EXERCISE BRIEF –
Answer these questions from the case report on pseudotumor after total elbow arthroplasty:
1. How many years after total elbow arthroplasty was the pseudotumor detected?
2. What prosthesis was used in the woman's left total elbow arthroplasty?
3. What range of movement in flexion and extension did she have when she came to the authors' institute?

DOCUMENT EXTRACT –
------------------------------------

Literature DB >> 28216759

Pseudotumor due to metallosis after total elbow arthroplasty.

Roberto Rotini1, Graziano Bettelli1, Michele Cavaciocchi1, Lucia Savarino2.   

Abstract

The incidence of primary total elbow arthroplasty (TEA) in young patients is increasing. The indications for revision surgery are also rising. Here, we report a rare case of pseudotumor detected in a patient 16 years after TEA. Intraoperative findings revealed a necrotic mass characterized by a conspicuous metallosis in the soft tissues around the prosthesis, which caused ulnar nerve dislocation. Due to this anatomical change, a lesion of the nerve was accidentally produced during revision surgery. The case report emphasizes that the indications for elbow replacement, as well as the patient education about the permanent physical limitations, should be carefully considered. Moreover, the high risks of complications related to the revision procedure and pseudotumor removal need to be addressed before surgery. The technique should be done carefully and a preliminary thorough imaging should be performed, since a newly formed mass can cause significant distortion of the anatomy.

Entities:  

Keywords:  Joint; Total elbow arthroplasty; arthroplasty; elbow joint; elbow prosthesis; metallosis; metals; prosthesis; pseudotumor; revision; revision elbow arthroplasty

Year:  2017        PMID: 28216759      PMCID: PMC5296839          DOI: 10.4103/0019-5413.197557

Source DB:  PubMed          Journal:  Indian J Orthop        ISSN: 0019-5413            Impact factor:   1.251


INTRODUCTION

Total elbow arthroplasty (TEA) is the elective surgery for elderly patients with severe elbow osteoarthritis or unreconstructible elbow fractures.1 Expanding these indications to a young and active population can significantly increase the risk of early wear and prosthesis loosening.2 Revision surgery is difficult and the outcome is less satisfactory compared to primary implants.3 We describe a unique case of pseudotumor in a young patient who underwent revision surgery 16 years after TEA.

CASE REPORT

A 56-year-old woman presented to us 16 years after left TEA with a Kudo prosthesis (Biomet UK Ltd., Bridgend, Wales) performed in another hospital for a complex fracture of the distal humerus [Figure 1], followed by plaster immobilization for 40 days with an outcome of joint stiffness. 18 months after surgery, manipulations under anesthesia were performed, a joint motion of 70–120° was obtained, and the patient resumed her normal activity level. 9 years after surgery, she returned to the same hospital complaining about pain and elbow swelling and underwent an exploratory surgery with removal of “a broken part.” Afterwards, she resumed the same activity levels as before.
Figure 1

X-ray of the elbow joint anteroposterior and lateral views showing the distal humerus fracture in a 40 years old patient

X-ray of the elbow joint anteroposterior and lateral views showing the distal humerus fracture in a 40 years old patient When the patient came to our institute 16 years after the index procedure, she complained about elbow pain and instability. She had one posterior and one lateral surgical scar, joint deformity and a posterolateral soft swelling [Figure 2]. The range of movement in flexion and extension was 60–120°. No vascular-neurological symptoms were observed. Radiographs [Figure 3] revealed dislocation and loosening of the implant, surrounded by a slightly radio-opaque mass. Anti inflammatory therapy and restricted use of the arm were prescribed, and after few weeks she was admitted to our unit for revision surgery. Low infection probability was suggested by scintigraphy with labelled leukocytes and a needle aspirate was performed. The cultures resulted negative, but blood leucocytes were increased, and erythrocyte sedimentation rate and C-reactive protein showed borderline values. Since periprosthetic infection could not be ruled out, a two-stage surgery was planned. She was operated in supine position, maintaining the upper limb above the chest with the best possible alignment of the elbow joint that remained dislocated and unstable.

------------------------------------

Stored data entries
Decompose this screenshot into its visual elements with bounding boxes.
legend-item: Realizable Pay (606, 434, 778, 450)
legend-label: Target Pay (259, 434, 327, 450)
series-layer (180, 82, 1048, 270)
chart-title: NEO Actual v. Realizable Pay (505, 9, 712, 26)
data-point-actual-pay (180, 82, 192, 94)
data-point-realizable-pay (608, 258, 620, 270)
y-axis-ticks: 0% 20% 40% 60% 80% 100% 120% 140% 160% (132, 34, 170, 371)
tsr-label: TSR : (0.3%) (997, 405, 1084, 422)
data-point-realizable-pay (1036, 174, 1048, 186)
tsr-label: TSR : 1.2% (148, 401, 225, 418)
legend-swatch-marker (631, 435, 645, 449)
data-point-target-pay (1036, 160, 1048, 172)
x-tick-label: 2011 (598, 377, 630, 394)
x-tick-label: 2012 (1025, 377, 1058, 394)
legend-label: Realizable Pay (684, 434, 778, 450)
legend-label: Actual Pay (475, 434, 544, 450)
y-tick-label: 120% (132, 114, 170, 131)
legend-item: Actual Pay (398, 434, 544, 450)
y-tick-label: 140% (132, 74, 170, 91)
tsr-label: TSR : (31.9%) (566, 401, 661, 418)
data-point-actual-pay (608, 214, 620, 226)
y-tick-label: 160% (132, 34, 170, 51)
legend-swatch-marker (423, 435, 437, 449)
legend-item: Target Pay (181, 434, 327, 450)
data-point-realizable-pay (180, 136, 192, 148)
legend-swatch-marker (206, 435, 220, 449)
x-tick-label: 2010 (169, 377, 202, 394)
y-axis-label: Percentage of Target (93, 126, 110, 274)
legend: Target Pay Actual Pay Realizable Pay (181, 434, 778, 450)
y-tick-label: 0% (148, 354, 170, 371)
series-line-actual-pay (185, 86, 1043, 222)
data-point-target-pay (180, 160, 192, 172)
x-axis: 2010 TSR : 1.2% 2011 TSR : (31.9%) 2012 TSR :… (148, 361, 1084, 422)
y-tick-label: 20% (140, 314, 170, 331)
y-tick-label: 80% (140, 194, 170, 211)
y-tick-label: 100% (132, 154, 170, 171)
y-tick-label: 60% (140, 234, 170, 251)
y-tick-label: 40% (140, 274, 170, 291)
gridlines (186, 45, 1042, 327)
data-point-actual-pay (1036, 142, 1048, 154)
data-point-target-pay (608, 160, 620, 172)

------------------------------------

EXERCISE OUTPUT –
1. 16 years
2. A Kudo prosthesis (Biomet UK Ltd., Bridgend, Wales)
3. 60–120°